→ **Figure dataset records**:
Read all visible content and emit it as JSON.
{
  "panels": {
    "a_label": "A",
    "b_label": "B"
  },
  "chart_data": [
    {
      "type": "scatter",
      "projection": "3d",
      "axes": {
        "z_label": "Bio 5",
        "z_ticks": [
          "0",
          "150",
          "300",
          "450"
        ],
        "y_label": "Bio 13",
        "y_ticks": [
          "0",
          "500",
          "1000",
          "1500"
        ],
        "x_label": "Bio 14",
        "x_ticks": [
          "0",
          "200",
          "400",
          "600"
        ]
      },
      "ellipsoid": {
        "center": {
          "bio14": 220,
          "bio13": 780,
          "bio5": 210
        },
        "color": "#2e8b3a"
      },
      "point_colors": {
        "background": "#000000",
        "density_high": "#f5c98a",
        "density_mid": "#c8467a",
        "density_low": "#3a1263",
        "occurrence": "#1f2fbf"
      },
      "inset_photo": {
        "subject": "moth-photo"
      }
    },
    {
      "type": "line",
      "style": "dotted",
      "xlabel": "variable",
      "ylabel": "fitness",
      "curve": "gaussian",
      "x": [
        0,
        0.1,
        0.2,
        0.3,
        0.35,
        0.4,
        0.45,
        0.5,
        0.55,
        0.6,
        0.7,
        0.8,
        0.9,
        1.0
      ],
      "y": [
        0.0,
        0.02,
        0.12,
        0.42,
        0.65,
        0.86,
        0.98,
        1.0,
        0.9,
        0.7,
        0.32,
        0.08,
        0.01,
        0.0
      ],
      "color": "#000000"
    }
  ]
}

→ **Work to do**: Set down all of the data above, word for word.

→ **Answer**:
Read all visible content and emit it as JSON.
{
  "panels": {
    "a_label": "A",
    "b_label": "B"
  },
  "chart_data": [
    {
      "type": "scatter",
      "projection": "3d",
      "axes": {
        "z_label": "Bio 5",
        "z_ticks": [
          "0",
          "150",
          "300",
          "450"
        ],
        "y_label": "Bio 13",
        "y_ticks": [
          "0",
          "500",
          "1000",
          "1500"
        ],
        "x_label": "Bio 14",
        "x_ticks": [
          "0",
          "200",
          "400",
          "600"
        ]
      },
      "ellipsoid": {
        "center": {
          "bio14": 220,
          "bio13": 780,
          "bio5": 210
        },
        "color": "#2e8b3a"
      },
      "point_colors": {
        "background": "#000000",
        "density_high": "#f5c98a",
        "density_mid": "#c8467a",
        "density_low": "#3a1263",
        "occurrence": "#1f2fbf"
      },
      "inset_photo": {
        "subject": "moth-photo"
      }
    },
    {
      "type": "line",
      "style": "dotted",
      "xlabel": "variable",
      "ylabel": "fitness",
      "curve": "gaussian",
      "x": [
        0,
        0.1,
        0.2,
        0.3,
        0.35,
        0.4,
        0.45,
        0.5,
        0.55,
        0.6,
        0.7,
        0.8,
        0.9,
        1.0
      ],
      "y": [
        0.0,
        0.02,
        0.12,
        0.42,
        0.65,
        0.86,
        0.98,
        1.0,
        0.9,
        0.7,
        0.32,
        0.08,
        0.01,
        0.0
      ],
      "color": "#000000"
    }
  ]
}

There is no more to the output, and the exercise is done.